**EXERCISE INSTRUCTIONS:** Can you transcribe every line exactly and leave the pictures behind?

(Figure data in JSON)
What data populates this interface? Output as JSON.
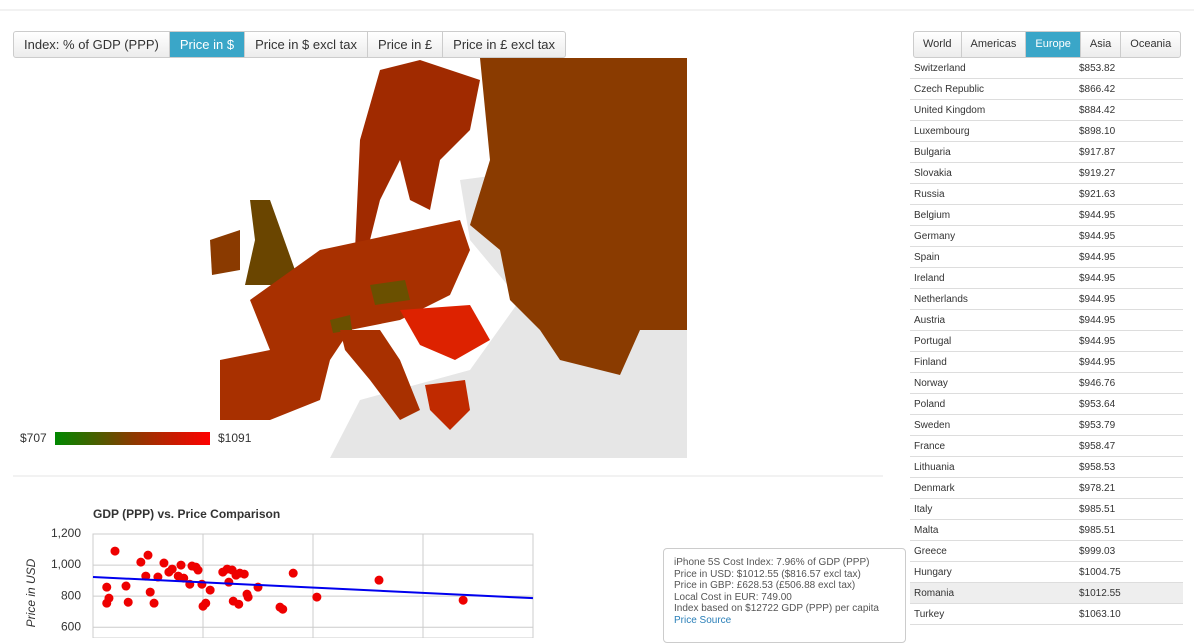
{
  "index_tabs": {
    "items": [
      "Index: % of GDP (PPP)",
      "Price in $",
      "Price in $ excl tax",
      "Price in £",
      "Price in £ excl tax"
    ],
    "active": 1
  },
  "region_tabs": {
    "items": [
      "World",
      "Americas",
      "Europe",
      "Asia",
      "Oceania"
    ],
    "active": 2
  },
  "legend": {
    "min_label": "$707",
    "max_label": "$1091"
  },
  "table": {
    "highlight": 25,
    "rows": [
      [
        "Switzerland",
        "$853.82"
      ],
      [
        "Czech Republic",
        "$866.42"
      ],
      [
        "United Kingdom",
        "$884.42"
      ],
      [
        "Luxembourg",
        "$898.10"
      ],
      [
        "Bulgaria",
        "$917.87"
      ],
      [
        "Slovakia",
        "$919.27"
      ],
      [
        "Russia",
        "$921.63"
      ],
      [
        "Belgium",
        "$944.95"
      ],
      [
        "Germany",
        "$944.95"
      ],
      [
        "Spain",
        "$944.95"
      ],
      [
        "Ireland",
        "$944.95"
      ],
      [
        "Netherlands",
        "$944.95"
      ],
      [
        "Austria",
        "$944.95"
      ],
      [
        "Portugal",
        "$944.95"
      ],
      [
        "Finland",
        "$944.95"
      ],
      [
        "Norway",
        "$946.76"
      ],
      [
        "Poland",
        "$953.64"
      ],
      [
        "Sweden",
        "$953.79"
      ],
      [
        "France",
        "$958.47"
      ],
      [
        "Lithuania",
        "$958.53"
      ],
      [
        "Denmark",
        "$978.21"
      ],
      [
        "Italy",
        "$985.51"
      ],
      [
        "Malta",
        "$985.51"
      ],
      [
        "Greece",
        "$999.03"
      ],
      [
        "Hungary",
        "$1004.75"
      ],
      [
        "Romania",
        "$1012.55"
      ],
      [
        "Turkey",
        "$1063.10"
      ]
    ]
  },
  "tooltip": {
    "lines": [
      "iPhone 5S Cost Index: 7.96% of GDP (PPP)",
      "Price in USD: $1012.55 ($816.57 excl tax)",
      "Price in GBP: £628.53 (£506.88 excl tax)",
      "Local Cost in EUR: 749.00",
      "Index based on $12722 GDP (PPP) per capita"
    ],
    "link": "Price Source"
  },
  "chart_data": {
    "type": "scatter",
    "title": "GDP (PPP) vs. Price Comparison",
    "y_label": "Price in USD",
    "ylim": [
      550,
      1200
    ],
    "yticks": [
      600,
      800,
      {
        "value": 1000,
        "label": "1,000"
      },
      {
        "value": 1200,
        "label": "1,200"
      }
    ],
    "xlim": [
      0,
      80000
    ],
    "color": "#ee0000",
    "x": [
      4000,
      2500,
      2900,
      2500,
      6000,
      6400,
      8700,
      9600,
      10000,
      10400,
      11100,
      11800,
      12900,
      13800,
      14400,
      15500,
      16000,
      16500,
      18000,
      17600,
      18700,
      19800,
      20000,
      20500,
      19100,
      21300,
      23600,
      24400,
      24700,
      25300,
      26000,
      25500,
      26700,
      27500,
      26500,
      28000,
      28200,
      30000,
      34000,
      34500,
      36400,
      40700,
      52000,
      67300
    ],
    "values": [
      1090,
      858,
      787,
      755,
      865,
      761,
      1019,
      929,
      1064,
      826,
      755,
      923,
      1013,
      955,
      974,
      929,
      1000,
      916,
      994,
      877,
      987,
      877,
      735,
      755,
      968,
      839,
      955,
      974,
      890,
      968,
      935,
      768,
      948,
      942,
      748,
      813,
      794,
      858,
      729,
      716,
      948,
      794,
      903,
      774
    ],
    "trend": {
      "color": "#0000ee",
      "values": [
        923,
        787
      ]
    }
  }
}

**COMPLETE RESPONSE:**
What data populates this interface? Output as JSON.
{
  "index_tabs": {
    "items": [
      "Index: % of GDP (PPP)",
      "Price in $",
      "Price in $ excl tax",
      "Price in £",
      "Price in £ excl tax"
    ],
    "active": 1
  },
  "region_tabs": {
    "items": [
      "World",
      "Americas",
      "Europe",
      "Asia",
      "Oceania"
    ],
    "active": 2
  },
  "legend": {
    "min_label": "$707",
    "max_label": "$1091"
  },
  "table": {
    "highlight": 25,
    "rows": [
      [
        "Switzerland",
        "$853.82"
      ],
      [
        "Czech Republic",
        "$866.42"
      ],
      [
        "United Kingdom",
        "$884.42"
      ],
      [
        "Luxembourg",
        "$898.10"
      ],
      [
        "Bulgaria",
        "$917.87"
      ],
      [
        "Slovakia",
        "$919.27"
      ],
      [
        "Russia",
        "$921.63"
      ],
      [
        "Belgium",
        "$944.95"
      ],
      [
        "Germany",
        "$944.95"
      ],
      [
        "Spain",
        "$944.95"
      ],
      [
        "Ireland",
        "$944.95"
      ],
      [
        "Netherlands",
        "$944.95"
      ],
      [
        "Austria",
        "$944.95"
      ],
      [
        "Portugal",
        "$944.95"
      ],
      [
        "Finland",
        "$944.95"
      ],
      [
        "Norway",
        "$946.76"
      ],
      [
        "Poland",
        "$953.64"
      ],
      [
        "Sweden",
        "$953.79"
      ],
      [
        "France",
        "$958.47"
      ],
      [
        "Lithuania",
        "$958.53"
      ],
      [
        "Denmark",
        "$978.21"
      ],
      [
        "Italy",
        "$985.51"
      ],
      [
        "Malta",
        "$985.51"
      ],
      [
        "Greece",
        "$999.03"
      ],
      [
        "Hungary",
        "$1004.75"
      ],
      [
        "Romania",
        "$1012.55"
      ],
      [
        "Turkey",
        "$1063.10"
      ]
    ]
  },
  "tooltip": {
    "lines": [
      "iPhone 5S Cost Index: 7.96% of GDP (PPP)",
      "Price in USD: $1012.55 ($816.57 excl tax)",
      "Price in GBP: £628.53 (£506.88 excl tax)",
      "Local Cost in EUR: 749.00",
      "Index based on $12722 GDP (PPP) per capita"
    ],
    "link": "Price Source"
  },
  "chart_data": {
    "type": "scatter",
    "title": "GDP (PPP) vs. Price Comparison",
    "y_label": "Price in USD",
    "ylim": [
      550,
      1200
    ],
    "yticks": [
      600,
      800,
      {
        "value": 1000,
        "label": "1,000"
      },
      {
        "value": 1200,
        "label": "1,200"
      }
    ],
    "xlim": [
      0,
      80000
    ],
    "color": "#ee0000",
    "x": [
      4000,
      2500,
      2900,
      2500,
      6000,
      6400,
      8700,
      9600,
      10000,
      10400,
      11100,
      11800,
      12900,
      13800,
      14400,
      15500,
      16000,
      16500,
      18000,
      17600,
      18700,
      19800,
      20000,
      20500,
      19100,
      21300,
      23600,
      24400,
      24700,
      25300,
      26000,
      25500,
      26700,
      27500,
      26500,
      28000,
      28200,
      30000,
      34000,
      34500,
      36400,
      40700,
      52000,
      67300
    ],
    "values": [
      1090,
      858,
      787,
      755,
      865,
      761,
      1019,
      929,
      1064,
      826,
      755,
      923,
      1013,
      955,
      974,
      929,
      1000,
      916,
      994,
      877,
      987,
      877,
      735,
      755,
      968,
      839,
      955,
      974,
      890,
      968,
      935,
      768,
      948,
      942,
      748,
      813,
      794,
      858,
      729,
      716,
      948,
      794,
      903,
      774
    ],
    "trend": {
      "color": "#0000ee",
      "values": [
        923,
        787
      ]
    }
  }
}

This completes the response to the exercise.